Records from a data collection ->
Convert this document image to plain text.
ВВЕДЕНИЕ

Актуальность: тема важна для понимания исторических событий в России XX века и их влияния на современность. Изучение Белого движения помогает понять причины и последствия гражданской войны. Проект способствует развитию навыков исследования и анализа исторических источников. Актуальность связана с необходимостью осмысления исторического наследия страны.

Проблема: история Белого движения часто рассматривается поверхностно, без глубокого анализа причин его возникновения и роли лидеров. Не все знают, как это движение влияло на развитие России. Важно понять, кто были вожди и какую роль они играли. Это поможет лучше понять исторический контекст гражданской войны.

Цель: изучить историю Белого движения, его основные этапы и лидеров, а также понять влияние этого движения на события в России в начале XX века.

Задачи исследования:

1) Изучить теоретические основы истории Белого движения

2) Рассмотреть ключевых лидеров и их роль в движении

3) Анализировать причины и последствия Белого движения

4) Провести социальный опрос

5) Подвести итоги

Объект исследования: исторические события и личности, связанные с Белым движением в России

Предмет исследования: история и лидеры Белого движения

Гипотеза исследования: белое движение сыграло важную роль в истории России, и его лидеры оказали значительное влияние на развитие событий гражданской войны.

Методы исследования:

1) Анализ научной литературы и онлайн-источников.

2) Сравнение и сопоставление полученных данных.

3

GIVEN REQUEST -> Every record shown above should be written out again exactly.

REPLY ->
Convert this document image to plain text.
ВВЕДЕНИЕ

Актуальность: тема важна для понимания исторических событий в России XX века и их влияния на современность. Изучение Белого движения помогает понять причины и последствия гражданской войны. Проект способствует развитию навыков исследования и анализа исторических источников. Актуальность связана с необходимостью осмысления исторического наследия страны.

Проблема: история Белого движения часто рассматривается поверхностно, без глубокого анализа причин его возникновения и роли лидеров. Не все знают, как это движение влияло на развитие России. Важно понять, кто были вожди и какую роль они играли. Это поможет лучше понять исторический контекст гражданской войны.

Цель: изучить историю Белого движения, его основные этапы и лидеров, а также понять влияние этого движения на события в России в начале XX века.

Задачи исследования:

1) Изучить теоретические основы истории Белого движения

2) Рассмотреть ключевых лидеров и их роль в движении

3) Анализировать причины и последствия Белого движения

4) Провести социальный опрос

5) Подвести итоги

Объект исследования: исторические события и личности, связанные с Белым движением в России

Предмет исследования: история и лидеры Белого движения

Гипотеза исследования: белое движение сыграло важную роль в истории России, и его лидеры оказали значительное влияние на развитие событий гражданской войны.

Методы исследования:

1) Анализ научной литературы и онлайн-источников.

2) Сравнение и сопоставление полученных данных.

3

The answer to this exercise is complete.